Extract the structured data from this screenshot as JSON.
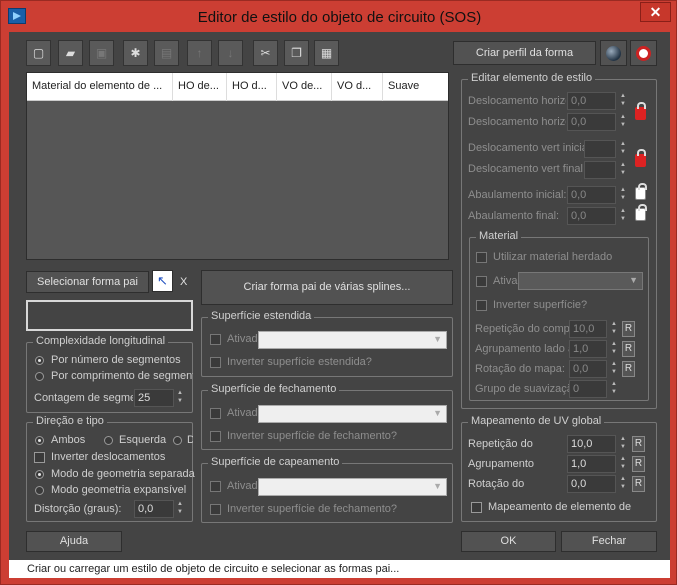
{
  "window": {
    "title": "Editor de estilo do objeto de circuito (SOS)",
    "close": "✕"
  },
  "toolbar": {
    "icons": [
      "new-icon",
      "open-icon",
      "save-icon",
      "add-layer-icon",
      "delete-layer-icon",
      "move-up-icon",
      "move-down-icon",
      "cut-icon",
      "copy-icon",
      "paste-icon"
    ]
  },
  "table": {
    "columns": [
      "Material do elemento de ...",
      "HO de...",
      "HO d...",
      "VO de...",
      "VO d...",
      "Suave"
    ]
  },
  "buttons": {
    "create_profile": "Criar perfil da forma",
    "select_parent": "Selecionar forma pai",
    "clear_x": "X",
    "create_parent_multi": "Criar forma pai de várias splines...",
    "help": "Ajuda",
    "ok": "OK",
    "cancel": "Fechar"
  },
  "complexity": {
    "title": "Complexidade longitudinal",
    "opt_segments": "Por número de segmentos",
    "opt_length": "Por comprimento de segmento",
    "count_label": "Contagem de segmentos",
    "count_value": "25"
  },
  "direction": {
    "title": "Direção e tipo",
    "both": "Ambos",
    "left": "Esquerda",
    "right": "Direita",
    "invert_offsets": "Inverter deslocamentos",
    "separate_geo": "Modo de geometria separada",
    "expandable_geo": "Modo geometria expansível",
    "distortion_label": "Distorção (graus):",
    "distortion_value": "0,0"
  },
  "extended_surface": {
    "title": "Superfície estendida",
    "active": "Ativado",
    "invert": "Inverter superfície estendida?"
  },
  "closing_surface": {
    "title": "Superfície de fechamento",
    "active": "Ativado",
    "invert": "Inverter superfície de fechamento?"
  },
  "capping_surface": {
    "title": "Superfície de capeamento",
    "active": "Ativado",
    "invert": "Inverter superfície de fechamento?"
  },
  "edit_style": {
    "title": "Editar elemento de estilo",
    "h_offset_start": "Deslocamento horizontal inicial:",
    "h_offset_start_value": "0,0",
    "h_offset_end": "Deslocamento horizontal final:",
    "h_offset_end_value": "0,0",
    "v_offset_start": "Deslocamento vert inicial:",
    "v_offset_end": "Deslocamento vert final:",
    "bank_start": "Abaulamento inicial:",
    "bank_start_value": "0,0",
    "bank_end": "Abaulamento final:",
    "bank_end_value": "0,0"
  },
  "material": {
    "title": "Material",
    "use_inherited": "Utilizar material herdado",
    "active": "Ativado",
    "invert_surface": "Inverter superfície?",
    "repeat_len": "Repetição do comprimento:",
    "repeat_len_value": "10,0",
    "group_side": "Agrupamento lado a lado:",
    "group_side_value": "1,0",
    "map_rotation": "Rotação do mapa:",
    "map_rotation_value": "0,0",
    "smoothing_group": "Grupo de suavização:",
    "smoothing_group_value": "0",
    "r": "R"
  },
  "uv": {
    "title": "Mapeamento de UV global",
    "repeat": "Repetição do",
    "repeat_value": "10,0",
    "grouping": "Agrupamento",
    "grouping_value": "1,0",
    "rotation": "Rotação do",
    "rotation_value": "0,0",
    "element_mapping": "Mapeamento de elemento de",
    "r": "R"
  },
  "status": "Criar ou carregar um estilo de objeto de circuito e selecionar as formas pai..."
}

## Required work
Print all of the records shown above exactly, leaving out each picture.

## Solved problem
Extract the structured data from this screenshot as JSON.
{
  "window": {
    "title": "Editor de estilo do objeto de circuito (SOS)",
    "close": "✕"
  },
  "toolbar": {
    "icons": [
      "new-icon",
      "open-icon",
      "save-icon",
      "add-layer-icon",
      "delete-layer-icon",
      "move-up-icon",
      "move-down-icon",
      "cut-icon",
      "copy-icon",
      "paste-icon"
    ]
  },
  "table": {
    "columns": [
      "Material do elemento de ...",
      "HO de...",
      "HO d...",
      "VO de...",
      "VO d...",
      "Suave"
    ]
  },
  "buttons": {
    "create_profile": "Criar perfil da forma",
    "select_parent": "Selecionar forma pai",
    "clear_x": "X",
    "create_parent_multi": "Criar forma pai de várias splines...",
    "help": "Ajuda",
    "ok": "OK",
    "cancel": "Fechar"
  },
  "complexity": {
    "title": "Complexidade longitudinal",
    "opt_segments": "Por número de segmentos",
    "opt_length": "Por comprimento de segmento",
    "count_label": "Contagem de segmentos",
    "count_value": "25"
  },
  "direction": {
    "title": "Direção e tipo",
    "both": "Ambos",
    "left": "Esquerda",
    "right": "Direita",
    "invert_offsets": "Inverter deslocamentos",
    "separate_geo": "Modo de geometria separada",
    "expandable_geo": "Modo geometria expansível",
    "distortion_label": "Distorção (graus):",
    "distortion_value": "0,0"
  },
  "extended_surface": {
    "title": "Superfície estendida",
    "active": "Ativado",
    "invert": "Inverter superfície estendida?"
  },
  "closing_surface": {
    "title": "Superfície de fechamento",
    "active": "Ativado",
    "invert": "Inverter superfície de fechamento?"
  },
  "capping_surface": {
    "title": "Superfície de capeamento",
    "active": "Ativado",
    "invert": "Inverter superfície de fechamento?"
  },
  "edit_style": {
    "title": "Editar elemento de estilo",
    "h_offset_start": "Deslocamento horizontal inicial:",
    "h_offset_start_value": "0,0",
    "h_offset_end": "Deslocamento horizontal final:",
    "h_offset_end_value": "0,0",
    "v_offset_start": "Deslocamento vert inicial:",
    "v_offset_end": "Deslocamento vert final:",
    "bank_start": "Abaulamento inicial:",
    "bank_start_value": "0,0",
    "bank_end": "Abaulamento final:",
    "bank_end_value": "0,0"
  },
  "material": {
    "title": "Material",
    "use_inherited": "Utilizar material herdado",
    "active": "Ativado",
    "invert_surface": "Inverter superfície?",
    "repeat_len": "Repetição do comprimento:",
    "repeat_len_value": "10,0",
    "group_side": "Agrupamento lado a lado:",
    "group_side_value": "1,0",
    "map_rotation": "Rotação do mapa:",
    "map_rotation_value": "0,0",
    "smoothing_group": "Grupo de suavização:",
    "smoothing_group_value": "0",
    "r": "R"
  },
  "uv": {
    "title": "Mapeamento de UV global",
    "repeat": "Repetição do",
    "repeat_value": "10,0",
    "grouping": "Agrupamento",
    "grouping_value": "1,0",
    "rotation": "Rotação do",
    "rotation_value": "0,0",
    "element_mapping": "Mapeamento de elemento de",
    "r": "R"
  },
  "status": "Criar ou carregar um estilo de objeto de circuito e selecionar as formas pai..."
}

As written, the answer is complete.